#### Dataset entries

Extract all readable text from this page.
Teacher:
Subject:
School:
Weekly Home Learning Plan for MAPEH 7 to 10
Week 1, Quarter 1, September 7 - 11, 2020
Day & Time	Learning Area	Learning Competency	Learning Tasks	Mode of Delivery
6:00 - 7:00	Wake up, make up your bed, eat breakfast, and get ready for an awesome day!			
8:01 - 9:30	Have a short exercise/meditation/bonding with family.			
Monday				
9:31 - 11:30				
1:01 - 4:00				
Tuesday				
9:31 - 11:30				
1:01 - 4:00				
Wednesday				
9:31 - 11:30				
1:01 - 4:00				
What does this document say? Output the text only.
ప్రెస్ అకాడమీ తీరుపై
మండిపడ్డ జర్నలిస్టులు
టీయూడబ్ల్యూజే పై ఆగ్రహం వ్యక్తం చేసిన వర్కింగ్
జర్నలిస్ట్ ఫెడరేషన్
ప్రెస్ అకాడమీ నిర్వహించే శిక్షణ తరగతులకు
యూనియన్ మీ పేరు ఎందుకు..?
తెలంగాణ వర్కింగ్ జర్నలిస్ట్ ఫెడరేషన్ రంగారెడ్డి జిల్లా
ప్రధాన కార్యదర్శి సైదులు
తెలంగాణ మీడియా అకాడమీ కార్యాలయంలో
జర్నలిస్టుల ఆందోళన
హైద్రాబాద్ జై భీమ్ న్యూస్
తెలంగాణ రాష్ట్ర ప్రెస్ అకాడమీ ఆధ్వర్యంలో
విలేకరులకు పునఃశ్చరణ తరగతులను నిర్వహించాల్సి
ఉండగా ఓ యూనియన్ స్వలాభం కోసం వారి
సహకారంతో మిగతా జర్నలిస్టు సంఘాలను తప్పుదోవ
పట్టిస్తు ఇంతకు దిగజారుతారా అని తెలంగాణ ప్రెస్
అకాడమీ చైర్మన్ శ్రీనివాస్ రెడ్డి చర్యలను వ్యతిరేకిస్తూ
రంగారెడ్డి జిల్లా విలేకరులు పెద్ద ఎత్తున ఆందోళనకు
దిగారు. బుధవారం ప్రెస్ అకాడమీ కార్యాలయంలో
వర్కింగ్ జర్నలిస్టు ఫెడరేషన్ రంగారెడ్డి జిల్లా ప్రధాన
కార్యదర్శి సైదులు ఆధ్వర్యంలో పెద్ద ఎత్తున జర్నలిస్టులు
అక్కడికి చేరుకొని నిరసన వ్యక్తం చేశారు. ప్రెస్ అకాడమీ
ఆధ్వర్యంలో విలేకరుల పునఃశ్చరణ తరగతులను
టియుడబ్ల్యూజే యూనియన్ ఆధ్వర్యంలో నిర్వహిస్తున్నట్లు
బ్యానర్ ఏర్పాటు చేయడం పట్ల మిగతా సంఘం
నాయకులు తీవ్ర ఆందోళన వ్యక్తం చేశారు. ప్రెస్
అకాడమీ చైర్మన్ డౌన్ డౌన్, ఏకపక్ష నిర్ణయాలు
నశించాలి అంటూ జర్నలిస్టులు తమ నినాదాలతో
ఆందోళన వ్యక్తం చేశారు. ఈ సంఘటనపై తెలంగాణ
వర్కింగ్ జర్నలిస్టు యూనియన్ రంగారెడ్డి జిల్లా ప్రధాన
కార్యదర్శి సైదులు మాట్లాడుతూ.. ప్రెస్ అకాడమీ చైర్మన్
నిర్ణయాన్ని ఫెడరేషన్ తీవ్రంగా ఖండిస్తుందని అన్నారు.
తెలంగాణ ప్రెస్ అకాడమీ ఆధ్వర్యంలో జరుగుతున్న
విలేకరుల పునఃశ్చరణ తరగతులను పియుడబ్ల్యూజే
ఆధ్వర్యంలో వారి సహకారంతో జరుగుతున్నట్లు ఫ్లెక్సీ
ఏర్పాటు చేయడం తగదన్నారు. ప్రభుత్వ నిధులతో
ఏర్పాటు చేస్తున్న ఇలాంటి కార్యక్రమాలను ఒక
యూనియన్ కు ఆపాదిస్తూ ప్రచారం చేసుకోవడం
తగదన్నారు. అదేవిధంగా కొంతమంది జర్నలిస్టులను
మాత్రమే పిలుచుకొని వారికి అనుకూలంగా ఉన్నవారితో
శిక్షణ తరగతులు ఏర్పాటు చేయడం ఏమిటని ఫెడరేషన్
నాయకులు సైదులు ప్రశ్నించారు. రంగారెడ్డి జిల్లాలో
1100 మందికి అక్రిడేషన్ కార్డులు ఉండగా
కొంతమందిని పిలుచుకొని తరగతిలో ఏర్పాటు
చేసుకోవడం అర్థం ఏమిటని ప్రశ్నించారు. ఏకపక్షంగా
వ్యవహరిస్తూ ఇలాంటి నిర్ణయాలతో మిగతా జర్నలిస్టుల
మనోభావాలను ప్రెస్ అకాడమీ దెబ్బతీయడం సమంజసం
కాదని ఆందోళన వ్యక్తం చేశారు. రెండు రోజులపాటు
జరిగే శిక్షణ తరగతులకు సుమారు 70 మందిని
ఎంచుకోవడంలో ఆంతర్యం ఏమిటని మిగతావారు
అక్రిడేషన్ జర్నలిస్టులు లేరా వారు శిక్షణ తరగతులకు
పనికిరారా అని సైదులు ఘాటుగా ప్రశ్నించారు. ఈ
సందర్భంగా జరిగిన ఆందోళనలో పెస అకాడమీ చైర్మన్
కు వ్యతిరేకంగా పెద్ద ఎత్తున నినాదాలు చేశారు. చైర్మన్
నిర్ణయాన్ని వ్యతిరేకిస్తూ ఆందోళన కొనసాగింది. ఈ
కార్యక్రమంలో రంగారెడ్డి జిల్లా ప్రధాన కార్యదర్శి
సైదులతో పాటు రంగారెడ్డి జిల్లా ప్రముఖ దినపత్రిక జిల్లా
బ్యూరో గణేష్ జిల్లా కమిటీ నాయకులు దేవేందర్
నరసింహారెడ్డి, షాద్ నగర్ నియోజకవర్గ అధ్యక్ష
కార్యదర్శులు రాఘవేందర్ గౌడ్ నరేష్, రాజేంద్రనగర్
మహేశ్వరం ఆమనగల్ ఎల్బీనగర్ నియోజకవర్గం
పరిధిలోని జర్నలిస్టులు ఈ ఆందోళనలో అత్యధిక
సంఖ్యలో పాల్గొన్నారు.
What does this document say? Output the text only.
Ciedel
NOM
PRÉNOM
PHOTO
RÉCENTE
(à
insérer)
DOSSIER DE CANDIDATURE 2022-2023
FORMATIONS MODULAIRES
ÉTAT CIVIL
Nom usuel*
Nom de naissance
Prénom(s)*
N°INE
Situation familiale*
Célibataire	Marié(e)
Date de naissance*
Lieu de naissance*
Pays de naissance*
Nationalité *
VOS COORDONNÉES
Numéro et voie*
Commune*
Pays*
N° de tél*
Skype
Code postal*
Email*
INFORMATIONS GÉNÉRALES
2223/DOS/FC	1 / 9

#### Problem to work on
Type out the whole listing above again, exactly as it stands.

#### Correct result
Extract all readable text from this page.
Teacher:
Subject:
School:
Weekly Home Learning Plan for MAPEH 7 to 10
Week 1, Quarter 1, September 7 - 11, 2020
Day & Time	Learning Area	Learning Competency	Learning Tasks	Mode of Delivery
6:00 - 7:00	Wake up, make up your bed, eat breakfast, and get ready for an awesome day!			
8:01 - 9:30	Have a short exercise/meditation/bonding with family.			
Monday				
9:31 - 11:30				
1:01 - 4:00				
Tuesday				
9:31 - 11:30				
1:01 - 4:00				
Wednesday				
9:31 - 11:30				
1:01 - 4:00				
What does this document say? Output the text only.
ప్రెస్ అకాడమీ తీరుపై
మండిపడ్డ జర్నలిస్టులు
టీయూడబ్ల్యూజే పై ఆగ్రహం వ్యక్తం చేసిన వర్కింగ్
జర్నలిస్ట్ ఫెడరేషన్
ప్రెస్ అకాడమీ నిర్వహించే శిక్షణ తరగతులకు
యూనియన్ మీ పేరు ఎందుకు..?
తెలంగాణ వర్కింగ్ జర్నలిస్ట్ ఫెడరేషన్ రంగారెడ్డి జిల్లా
ప్రధాన కార్యదర్శి సైదులు
తెలంగాణ మీడియా అకాడమీ కార్యాలయంలో
జర్నలిస్టుల ఆందోళన
హైద్రాబాద్ జై భీమ్ న్యూస్
తెలంగాణ రాష్ట్ర ప్రెస్ అకాడమీ ఆధ్వర్యంలో
విలేకరులకు పునఃశ్చరణ తరగతులను నిర్వహించాల్సి
ఉండగా ఓ యూనియన్ స్వలాభం కోసం వారి
సహకారంతో మిగతా జర్నలిస్టు సంఘాలను తప్పుదోవ
పట్టిస్తు ఇంతకు దిగజారుతారా అని తెలంగాణ ప్రెస్
అకాడమీ చైర్మన్ శ్రీనివాస్ రెడ్డి చర్యలను వ్యతిరేకిస్తూ
రంగారెడ్డి జిల్లా విలేకరులు పెద్ద ఎత్తున ఆందోళనకు
దిగారు. బుధవారం ప్రెస్ అకాడమీ కార్యాలయంలో
వర్కింగ్ జర్నలిస్టు ఫెడరేషన్ రంగారెడ్డి జిల్లా ప్రధాన
కార్యదర్శి సైదులు ఆధ్వర్యంలో పెద్ద ఎత్తున జర్నలిస్టులు
అక్కడికి చేరుకొని నిరసన వ్యక్తం చేశారు. ప్రెస్ అకాడమీ
ఆధ్వర్యంలో విలేకరుల పునఃశ్చరణ తరగతులను
టియుడబ్ల్యూజే యూనియన్ ఆధ్వర్యంలో నిర్వహిస్తున్నట్లు
బ్యానర్ ఏర్పాటు చేయడం పట్ల మిగతా సంఘం
నాయకులు తీవ్ర ఆందోళన వ్యక్తం చేశారు. ప్రెస్
అకాడమీ చైర్మన్ డౌన్ డౌన్, ఏకపక్ష నిర్ణయాలు
నశించాలి అంటూ జర్నలిస్టులు తమ నినాదాలతో
ఆందోళన వ్యక్తం చేశారు. ఈ సంఘటనపై తెలంగాణ
వర్కింగ్ జర్నలిస్టు యూనియన్ రంగారెడ్డి జిల్లా ప్రధాన
కార్యదర్శి సైదులు మాట్లాడుతూ.. ప్రెస్ అకాడమీ చైర్మన్
నిర్ణయాన్ని ఫెడరేషన్ తీవ్రంగా ఖండిస్తుందని అన్నారు.
తెలంగాణ ప్రెస్ అకాడమీ ఆధ్వర్యంలో జరుగుతున్న
విలేకరుల పునఃశ్చరణ తరగతులను పియుడబ్ల్యూజే
ఆధ్వర్యంలో వారి సహకారంతో జరుగుతున్నట్లు ఫ్లెక్సీ
ఏర్పాటు చేయడం తగదన్నారు. ప్రభుత్వ నిధులతో
ఏర్పాటు చేస్తున్న ఇలాంటి కార్యక్రమాలను ఒక
యూనియన్ కు ఆపాదిస్తూ ప్రచారం చేసుకోవడం
తగదన్నారు. అదేవిధంగా కొంతమంది జర్నలిస్టులను
మాత్రమే పిలుచుకొని వారికి అనుకూలంగా ఉన్నవారితో
శిక్షణ తరగతులు ఏర్పాటు చేయడం ఏమిటని ఫెడరేషన్
నాయకులు సైదులు ప్రశ్నించారు. రంగారెడ్డి జిల్లాలో
1100 మందికి అక్రిడేషన్ కార్డులు ఉండగా
కొంతమందిని పిలుచుకొని తరగతిలో ఏర్పాటు
చేసుకోవడం అర్థం ఏమిటని ప్రశ్నించారు. ఏకపక్షంగా
వ్యవహరిస్తూ ఇలాంటి నిర్ణయాలతో మిగతా జర్నలిస్టుల
మనోభావాలను ప్రెస్ అకాడమీ దెబ్బతీయడం సమంజసం
కాదని ఆందోళన వ్యక్తం చేశారు. రెండు రోజులపాటు
జరిగే శిక్షణ తరగతులకు సుమారు 70 మందిని
ఎంచుకోవడంలో ఆంతర్యం ఏమిటని మిగతావారు
అక్రిడేషన్ జర్నలిస్టులు లేరా వారు శిక్షణ తరగతులకు
పనికిరారా అని సైదులు ఘాటుగా ప్రశ్నించారు. ఈ
సందర్భంగా జరిగిన ఆందోళనలో పెస అకాడమీ చైర్మన్
కు వ్యతిరేకంగా పెద్ద ఎత్తున నినాదాలు చేశారు. చైర్మన్
నిర్ణయాన్ని వ్యతిరేకిస్తూ ఆందోళన కొనసాగింది. ఈ
కార్యక్రమంలో రంగారెడ్డి జిల్లా ప్రధాన కార్యదర్శి
సైదులతో పాటు రంగారెడ్డి జిల్లా ప్రముఖ దినపత్రిక జిల్లా
బ్యూరో గణేష్ జిల్లా కమిటీ నాయకులు దేవేందర్
నరసింహారెడ్డి, షాద్ నగర్ నియోజకవర్గ అధ్యక్ష
కార్యదర్శులు రాఘవేందర్ గౌడ్ నరేష్, రాజేంద్రనగర్
మహేశ్వరం ఆమనగల్ ఎల్బీనగర్ నియోజకవర్గం
పరిధిలోని జర్నలిస్టులు ఈ ఆందోళనలో అత్యధిక
సంఖ్యలో పాల్గొన్నారు.
What does this document say? Output the text only.
Ciedel
NOM
PRÉNOM
PHOTO
RÉCENTE
(à
insérer)
DOSSIER DE CANDIDATURE 2022-2023
FORMATIONS MODULAIRES
ÉTAT CIVIL
Nom usuel*
Nom de naissance
Prénom(s)*
N°INE
Situation familiale*
Célibataire	Marié(e)
Date de naissance*
Lieu de naissance*
Pays de naissance*
Nationalité *
VOS COORDONNÉES
Numéro et voie*
Commune*
Pays*
N° de tél*
Skype
Code postal*
Email*
INFORMATIONS GÉNÉRALES
2223/DOS/FC	1 / 9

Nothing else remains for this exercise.